**Information given**:

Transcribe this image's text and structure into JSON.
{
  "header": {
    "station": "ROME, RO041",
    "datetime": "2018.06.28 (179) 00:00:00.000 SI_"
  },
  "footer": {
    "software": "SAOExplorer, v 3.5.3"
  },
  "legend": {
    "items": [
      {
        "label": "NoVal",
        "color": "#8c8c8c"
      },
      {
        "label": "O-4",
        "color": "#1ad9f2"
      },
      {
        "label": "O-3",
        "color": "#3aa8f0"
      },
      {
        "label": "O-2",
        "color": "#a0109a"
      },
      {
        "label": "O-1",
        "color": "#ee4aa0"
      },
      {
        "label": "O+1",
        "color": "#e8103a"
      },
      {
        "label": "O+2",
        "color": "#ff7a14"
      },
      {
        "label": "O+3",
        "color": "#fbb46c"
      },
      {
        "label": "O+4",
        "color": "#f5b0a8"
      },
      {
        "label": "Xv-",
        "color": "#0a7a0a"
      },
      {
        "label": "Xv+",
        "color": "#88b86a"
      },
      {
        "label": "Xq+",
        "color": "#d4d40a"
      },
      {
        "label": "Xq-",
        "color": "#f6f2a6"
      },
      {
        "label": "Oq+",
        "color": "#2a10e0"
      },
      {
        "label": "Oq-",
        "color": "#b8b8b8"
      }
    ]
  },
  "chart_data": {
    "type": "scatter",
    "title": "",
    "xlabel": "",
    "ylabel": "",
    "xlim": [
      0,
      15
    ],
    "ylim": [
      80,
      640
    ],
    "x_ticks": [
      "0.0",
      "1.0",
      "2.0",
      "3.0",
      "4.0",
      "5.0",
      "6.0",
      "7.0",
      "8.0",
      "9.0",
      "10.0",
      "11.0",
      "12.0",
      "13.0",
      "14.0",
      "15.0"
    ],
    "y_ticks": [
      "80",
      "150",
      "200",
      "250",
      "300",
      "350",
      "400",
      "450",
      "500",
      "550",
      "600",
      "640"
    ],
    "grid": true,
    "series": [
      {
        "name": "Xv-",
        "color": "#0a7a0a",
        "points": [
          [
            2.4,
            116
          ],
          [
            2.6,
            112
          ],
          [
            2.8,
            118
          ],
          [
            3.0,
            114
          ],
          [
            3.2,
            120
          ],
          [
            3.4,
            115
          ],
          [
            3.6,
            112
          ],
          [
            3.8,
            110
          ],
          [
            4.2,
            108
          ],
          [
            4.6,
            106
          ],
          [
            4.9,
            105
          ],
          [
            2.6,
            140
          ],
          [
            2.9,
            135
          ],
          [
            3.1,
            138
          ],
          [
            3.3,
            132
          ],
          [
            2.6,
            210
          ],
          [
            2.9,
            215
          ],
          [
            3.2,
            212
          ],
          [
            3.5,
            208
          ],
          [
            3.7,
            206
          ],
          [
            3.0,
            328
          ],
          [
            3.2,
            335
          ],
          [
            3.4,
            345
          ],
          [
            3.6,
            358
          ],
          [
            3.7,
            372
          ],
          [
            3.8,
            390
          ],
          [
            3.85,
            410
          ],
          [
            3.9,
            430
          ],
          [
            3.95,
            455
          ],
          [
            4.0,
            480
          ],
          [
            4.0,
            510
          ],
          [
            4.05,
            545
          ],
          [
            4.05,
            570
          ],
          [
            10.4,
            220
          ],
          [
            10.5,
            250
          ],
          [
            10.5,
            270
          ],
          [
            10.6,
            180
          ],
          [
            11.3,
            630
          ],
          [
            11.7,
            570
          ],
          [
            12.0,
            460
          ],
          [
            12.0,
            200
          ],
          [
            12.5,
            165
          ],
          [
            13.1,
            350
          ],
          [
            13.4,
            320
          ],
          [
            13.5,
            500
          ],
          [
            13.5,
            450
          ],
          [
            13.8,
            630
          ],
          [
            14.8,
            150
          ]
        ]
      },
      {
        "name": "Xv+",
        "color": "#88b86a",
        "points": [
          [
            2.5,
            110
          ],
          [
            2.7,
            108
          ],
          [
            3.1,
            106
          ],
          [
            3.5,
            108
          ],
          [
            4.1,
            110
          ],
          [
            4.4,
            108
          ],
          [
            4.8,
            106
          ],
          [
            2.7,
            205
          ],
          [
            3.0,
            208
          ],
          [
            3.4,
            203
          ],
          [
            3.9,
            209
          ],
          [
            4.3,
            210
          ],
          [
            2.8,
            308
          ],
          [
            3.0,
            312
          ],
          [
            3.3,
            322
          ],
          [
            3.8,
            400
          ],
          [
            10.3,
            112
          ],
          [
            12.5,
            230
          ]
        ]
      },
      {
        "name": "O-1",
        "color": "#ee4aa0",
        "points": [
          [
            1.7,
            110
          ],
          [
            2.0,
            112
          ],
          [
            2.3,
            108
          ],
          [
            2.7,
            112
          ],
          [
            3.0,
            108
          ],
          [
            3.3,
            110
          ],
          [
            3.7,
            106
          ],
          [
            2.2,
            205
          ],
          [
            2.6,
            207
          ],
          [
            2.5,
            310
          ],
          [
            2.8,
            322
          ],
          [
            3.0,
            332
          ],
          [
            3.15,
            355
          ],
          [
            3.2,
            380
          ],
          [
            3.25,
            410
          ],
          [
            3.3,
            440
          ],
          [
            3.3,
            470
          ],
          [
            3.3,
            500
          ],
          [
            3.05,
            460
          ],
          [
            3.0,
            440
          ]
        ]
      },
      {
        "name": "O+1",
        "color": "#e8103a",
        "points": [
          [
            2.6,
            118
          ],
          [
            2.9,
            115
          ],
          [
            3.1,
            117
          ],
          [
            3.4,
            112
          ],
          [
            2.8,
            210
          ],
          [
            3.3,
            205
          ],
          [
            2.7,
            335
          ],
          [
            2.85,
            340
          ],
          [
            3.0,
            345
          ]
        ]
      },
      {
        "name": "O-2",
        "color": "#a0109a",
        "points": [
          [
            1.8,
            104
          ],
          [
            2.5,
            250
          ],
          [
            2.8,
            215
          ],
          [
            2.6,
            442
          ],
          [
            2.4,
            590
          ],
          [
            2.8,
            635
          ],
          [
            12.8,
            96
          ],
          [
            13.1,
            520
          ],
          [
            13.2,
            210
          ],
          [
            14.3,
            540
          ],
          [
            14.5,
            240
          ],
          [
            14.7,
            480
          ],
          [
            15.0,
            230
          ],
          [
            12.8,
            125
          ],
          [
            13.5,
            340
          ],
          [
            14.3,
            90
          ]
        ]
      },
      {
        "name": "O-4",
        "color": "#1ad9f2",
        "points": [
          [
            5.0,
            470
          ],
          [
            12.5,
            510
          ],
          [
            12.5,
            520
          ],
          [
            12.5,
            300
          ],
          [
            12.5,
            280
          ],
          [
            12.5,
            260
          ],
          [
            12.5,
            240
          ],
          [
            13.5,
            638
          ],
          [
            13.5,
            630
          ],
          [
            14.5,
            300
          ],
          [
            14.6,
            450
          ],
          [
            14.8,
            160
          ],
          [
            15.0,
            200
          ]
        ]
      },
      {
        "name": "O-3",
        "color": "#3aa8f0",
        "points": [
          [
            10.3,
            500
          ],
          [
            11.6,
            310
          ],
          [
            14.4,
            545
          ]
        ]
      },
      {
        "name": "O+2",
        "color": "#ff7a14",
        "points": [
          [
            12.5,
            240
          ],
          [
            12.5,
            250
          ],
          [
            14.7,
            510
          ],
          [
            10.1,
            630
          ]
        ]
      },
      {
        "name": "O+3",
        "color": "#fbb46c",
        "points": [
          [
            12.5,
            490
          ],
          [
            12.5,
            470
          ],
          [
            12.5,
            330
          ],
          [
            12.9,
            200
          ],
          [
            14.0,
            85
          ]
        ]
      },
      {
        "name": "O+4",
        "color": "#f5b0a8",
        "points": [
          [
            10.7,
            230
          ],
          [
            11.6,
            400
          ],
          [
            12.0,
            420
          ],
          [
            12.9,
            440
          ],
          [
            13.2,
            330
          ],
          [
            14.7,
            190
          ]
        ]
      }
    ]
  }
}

**Written request**:
Show, from the material above, each line that includes the string "name".

**Answer to the problem**:
        "name": "Xv-",
        "name": "Xv+",
        "name": "O-1",
        "name": "O+1",
        "name": "O-2",
        "name": "O-4",
        "name": "O-3",
        "name": "O+2",
        "name": "O+3",
        "name": "O+4",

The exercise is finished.